** Start Dataset records **
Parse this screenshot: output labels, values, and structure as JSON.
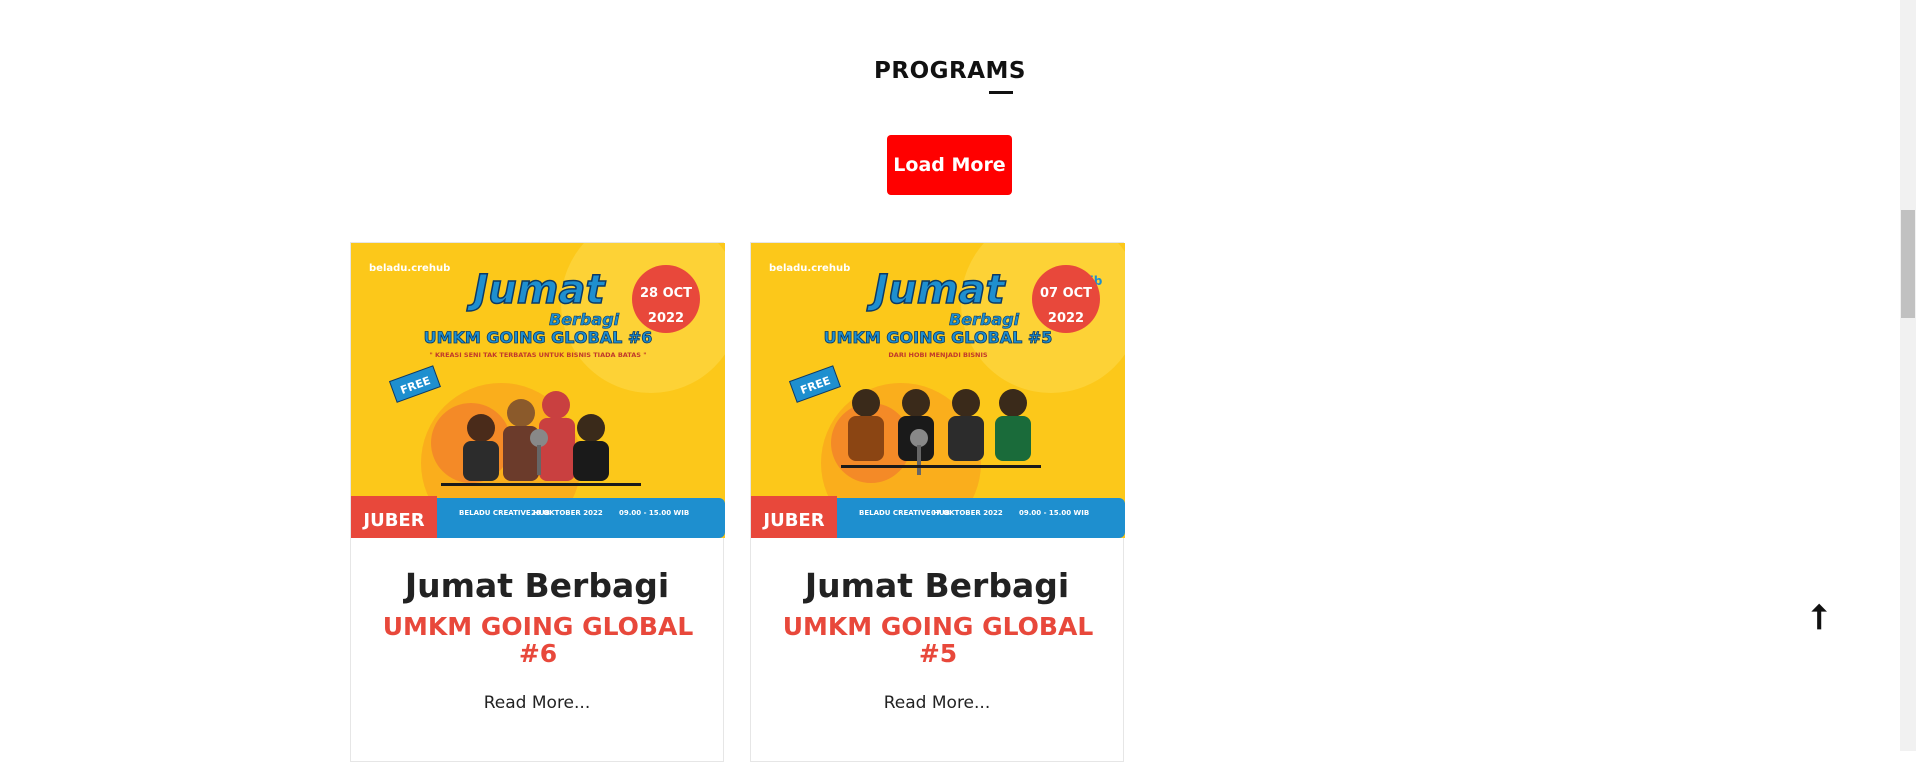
{
  "section": {
    "title": "PROGRAMS"
  },
  "load_more": {
    "label": "Load More"
  },
  "colors": {
    "accent_red": "#ff0000",
    "category_red": "#e8483b",
    "poster_yellow": "#fcc81a",
    "poster_blue": "#1e8fcf"
  },
  "cards": [
    {
      "category": "JUBER",
      "title": "Jumat Berbagi",
      "subtitle": "UMKM GOING GLOBAL #6",
      "read_more": "Read More...",
      "poster": {
        "logo_text": "beladu.crehub",
        "headline": "Jumat",
        "headline_sub": "Berbagi",
        "banner": "UMKM GOING GLOBAL #6",
        "tagline": "\" KREASI SENI TAK TERBATAS UNTUK BISNIS TIADA BATAS \"",
        "date_day": "28 OCT",
        "date_year": "2022",
        "free_label": "FREE",
        "venue": "BELADU CREATIVE HUB",
        "date_strip": "28 OKTOBER 2022",
        "time_strip": "09.00 - 15.00 WIB"
      }
    },
    {
      "category": "JUBER",
      "title": "Jumat Berbagi",
      "subtitle": "UMKM GOING GLOBAL #5",
      "read_more": "Read More...",
      "poster": {
        "logo_text": "beladu.crehub",
        "headline": "Jumat",
        "headline_sub": "Berbagi",
        "banner": "UMKM GOING GLOBAL #5",
        "tagline": "DARI HOBI MENJADI BISNIS",
        "date_day": "07 OCT",
        "date_year": "2022",
        "free_label": "FREE",
        "venue": "BELADU CREATIVE HUB",
        "date_strip": "07 OKTOBER 2022",
        "time_strip": "09.00 - 15.00 WIB",
        "partner": "bjb"
      }
    }
  ],
  "back_to_top": {
    "label": "⭡"
  }
}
** End Dataset records **
▸ **Exercise description**: Your task is to repeat the data above exactly while excluding the pictures.

▸ **Finished answer**:
Parse this screenshot: output labels, values, and structure as JSON.
{
  "section": {
    "title": "PROGRAMS"
  },
  "load_more": {
    "label": "Load More"
  },
  "colors": {
    "accent_red": "#ff0000",
    "category_red": "#e8483b",
    "poster_yellow": "#fcc81a",
    "poster_blue": "#1e8fcf"
  },
  "cards": [
    {
      "category": "JUBER",
      "title": "Jumat Berbagi",
      "subtitle": "UMKM GOING GLOBAL #6",
      "read_more": "Read More...",
      "poster": {
        "logo_text": "beladu.crehub",
        "headline": "Jumat",
        "headline_sub": "Berbagi",
        "banner": "UMKM GOING GLOBAL #6",
        "tagline": "\" KREASI SENI TAK TERBATAS UNTUK BISNIS TIADA BATAS \"",
        "date_day": "28 OCT",
        "date_year": "2022",
        "free_label": "FREE",
        "venue": "BELADU CREATIVE HUB",
        "date_strip": "28 OKTOBER 2022",
        "time_strip": "09.00 - 15.00 WIB"
      }
    },
    {
      "category": "JUBER",
      "title": "Jumat Berbagi",
      "subtitle": "UMKM GOING GLOBAL #5",
      "read_more": "Read More...",
      "poster": {
        "logo_text": "beladu.crehub",
        "headline": "Jumat",
        "headline_sub": "Berbagi",
        "banner": "UMKM GOING GLOBAL #5",
        "tagline": "DARI HOBI MENJADI BISNIS",
        "date_day": "07 OCT",
        "date_year": "2022",
        "free_label": "FREE",
        "venue": "BELADU CREATIVE HUB",
        "date_strip": "07 OKTOBER 2022",
        "time_strip": "09.00 - 15.00 WIB",
        "partner": "bjb"
      }
    }
  ],
  "back_to_top": {
    "label": "⭡"
  }
}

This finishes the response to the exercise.